- _Task to complete_: In the data below, locate each line with the word "name" and list it.

[Stored data entries]
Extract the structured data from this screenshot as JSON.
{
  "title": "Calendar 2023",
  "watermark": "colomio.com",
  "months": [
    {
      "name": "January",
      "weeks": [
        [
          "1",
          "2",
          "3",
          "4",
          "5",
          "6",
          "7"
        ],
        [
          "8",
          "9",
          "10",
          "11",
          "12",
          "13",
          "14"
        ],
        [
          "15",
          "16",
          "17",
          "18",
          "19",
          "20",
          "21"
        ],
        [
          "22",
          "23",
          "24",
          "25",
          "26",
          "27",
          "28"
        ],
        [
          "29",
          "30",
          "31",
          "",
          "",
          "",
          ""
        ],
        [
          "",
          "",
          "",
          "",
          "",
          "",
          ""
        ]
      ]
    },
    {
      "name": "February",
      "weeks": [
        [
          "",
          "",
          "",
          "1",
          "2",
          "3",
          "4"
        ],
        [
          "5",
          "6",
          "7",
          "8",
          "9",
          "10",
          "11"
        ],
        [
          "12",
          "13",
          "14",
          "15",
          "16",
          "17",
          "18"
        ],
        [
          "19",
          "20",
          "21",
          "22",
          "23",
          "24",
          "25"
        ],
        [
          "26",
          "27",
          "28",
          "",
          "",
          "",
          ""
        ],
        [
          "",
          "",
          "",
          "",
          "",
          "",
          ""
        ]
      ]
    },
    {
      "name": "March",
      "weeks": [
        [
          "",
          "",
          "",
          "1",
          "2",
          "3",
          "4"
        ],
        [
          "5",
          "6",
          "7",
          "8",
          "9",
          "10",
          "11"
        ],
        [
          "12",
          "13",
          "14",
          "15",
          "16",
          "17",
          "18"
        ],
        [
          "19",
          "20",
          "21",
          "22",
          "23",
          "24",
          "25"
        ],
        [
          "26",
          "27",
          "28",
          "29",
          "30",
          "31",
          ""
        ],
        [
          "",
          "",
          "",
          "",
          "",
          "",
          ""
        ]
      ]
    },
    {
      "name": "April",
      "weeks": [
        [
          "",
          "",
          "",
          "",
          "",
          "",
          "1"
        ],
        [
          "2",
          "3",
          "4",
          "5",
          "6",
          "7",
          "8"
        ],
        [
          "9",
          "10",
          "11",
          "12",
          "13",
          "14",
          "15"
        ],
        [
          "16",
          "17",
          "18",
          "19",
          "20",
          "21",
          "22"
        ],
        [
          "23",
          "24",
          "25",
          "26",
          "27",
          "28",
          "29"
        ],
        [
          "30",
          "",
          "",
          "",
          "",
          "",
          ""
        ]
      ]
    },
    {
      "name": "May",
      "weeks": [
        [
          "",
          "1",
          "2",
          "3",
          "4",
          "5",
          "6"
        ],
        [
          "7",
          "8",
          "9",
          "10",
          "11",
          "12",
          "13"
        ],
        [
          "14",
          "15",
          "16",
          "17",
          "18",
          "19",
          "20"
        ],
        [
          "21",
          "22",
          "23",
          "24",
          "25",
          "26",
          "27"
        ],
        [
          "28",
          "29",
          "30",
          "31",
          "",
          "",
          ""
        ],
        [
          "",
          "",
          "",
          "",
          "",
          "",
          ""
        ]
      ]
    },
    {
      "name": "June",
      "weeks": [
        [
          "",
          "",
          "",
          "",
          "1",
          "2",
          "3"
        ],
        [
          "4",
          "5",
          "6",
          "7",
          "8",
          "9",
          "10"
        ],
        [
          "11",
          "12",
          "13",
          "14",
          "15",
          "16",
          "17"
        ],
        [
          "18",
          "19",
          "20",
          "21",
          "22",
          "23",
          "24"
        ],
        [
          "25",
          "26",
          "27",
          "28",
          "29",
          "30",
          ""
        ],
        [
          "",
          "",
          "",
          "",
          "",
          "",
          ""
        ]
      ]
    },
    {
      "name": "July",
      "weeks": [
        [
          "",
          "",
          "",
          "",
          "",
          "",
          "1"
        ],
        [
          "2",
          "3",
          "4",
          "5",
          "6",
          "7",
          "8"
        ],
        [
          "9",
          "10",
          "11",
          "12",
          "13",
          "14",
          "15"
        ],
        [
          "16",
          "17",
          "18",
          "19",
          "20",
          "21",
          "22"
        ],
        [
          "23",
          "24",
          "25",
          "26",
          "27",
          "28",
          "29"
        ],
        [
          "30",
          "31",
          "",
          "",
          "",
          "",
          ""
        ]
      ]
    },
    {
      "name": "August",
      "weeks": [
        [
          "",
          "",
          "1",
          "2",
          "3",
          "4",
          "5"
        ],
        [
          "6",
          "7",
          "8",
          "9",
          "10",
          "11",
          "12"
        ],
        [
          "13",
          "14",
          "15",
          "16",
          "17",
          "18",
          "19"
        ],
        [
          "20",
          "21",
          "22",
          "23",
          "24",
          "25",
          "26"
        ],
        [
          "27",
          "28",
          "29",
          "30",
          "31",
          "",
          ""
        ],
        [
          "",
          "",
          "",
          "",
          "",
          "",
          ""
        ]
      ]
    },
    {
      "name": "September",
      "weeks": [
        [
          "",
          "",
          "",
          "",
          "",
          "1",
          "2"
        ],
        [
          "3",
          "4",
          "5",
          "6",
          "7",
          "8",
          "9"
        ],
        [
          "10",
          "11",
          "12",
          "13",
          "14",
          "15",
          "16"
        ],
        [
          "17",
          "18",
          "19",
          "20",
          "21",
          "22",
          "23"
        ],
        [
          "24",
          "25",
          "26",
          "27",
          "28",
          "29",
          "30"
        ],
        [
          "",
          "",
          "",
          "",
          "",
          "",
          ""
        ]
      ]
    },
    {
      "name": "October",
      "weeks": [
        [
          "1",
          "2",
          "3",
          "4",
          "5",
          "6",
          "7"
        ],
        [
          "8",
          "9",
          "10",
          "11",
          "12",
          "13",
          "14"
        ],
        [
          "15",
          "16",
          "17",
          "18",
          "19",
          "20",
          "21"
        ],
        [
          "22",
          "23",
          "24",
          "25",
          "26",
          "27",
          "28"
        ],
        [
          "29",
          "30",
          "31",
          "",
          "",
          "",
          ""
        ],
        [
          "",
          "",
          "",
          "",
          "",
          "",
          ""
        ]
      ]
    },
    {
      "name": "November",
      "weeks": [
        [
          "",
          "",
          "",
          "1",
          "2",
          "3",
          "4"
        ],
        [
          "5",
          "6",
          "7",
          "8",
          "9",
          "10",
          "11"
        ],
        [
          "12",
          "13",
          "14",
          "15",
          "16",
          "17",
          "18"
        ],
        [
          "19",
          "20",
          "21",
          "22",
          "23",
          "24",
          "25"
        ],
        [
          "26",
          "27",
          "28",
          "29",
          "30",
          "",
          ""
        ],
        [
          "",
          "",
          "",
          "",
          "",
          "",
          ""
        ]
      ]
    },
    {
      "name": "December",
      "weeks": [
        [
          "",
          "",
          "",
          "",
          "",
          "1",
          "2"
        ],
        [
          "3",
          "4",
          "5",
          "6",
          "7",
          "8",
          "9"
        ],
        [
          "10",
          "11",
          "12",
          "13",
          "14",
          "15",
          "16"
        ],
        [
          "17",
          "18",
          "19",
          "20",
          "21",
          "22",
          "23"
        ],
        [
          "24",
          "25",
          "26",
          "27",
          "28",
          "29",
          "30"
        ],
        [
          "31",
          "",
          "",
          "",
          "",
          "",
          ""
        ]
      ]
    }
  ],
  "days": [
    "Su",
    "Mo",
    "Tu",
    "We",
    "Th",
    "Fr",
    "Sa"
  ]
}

- _Answer to the problem_:
      "name": "January",
      "name": "February",
      "name": "March",
      "name": "April",
      "name": "May",
      "name": "June",
      "name": "July",
      "name": "August",
      "name": "September",
      "name": "October",
      "name": "November",
      "name": "December",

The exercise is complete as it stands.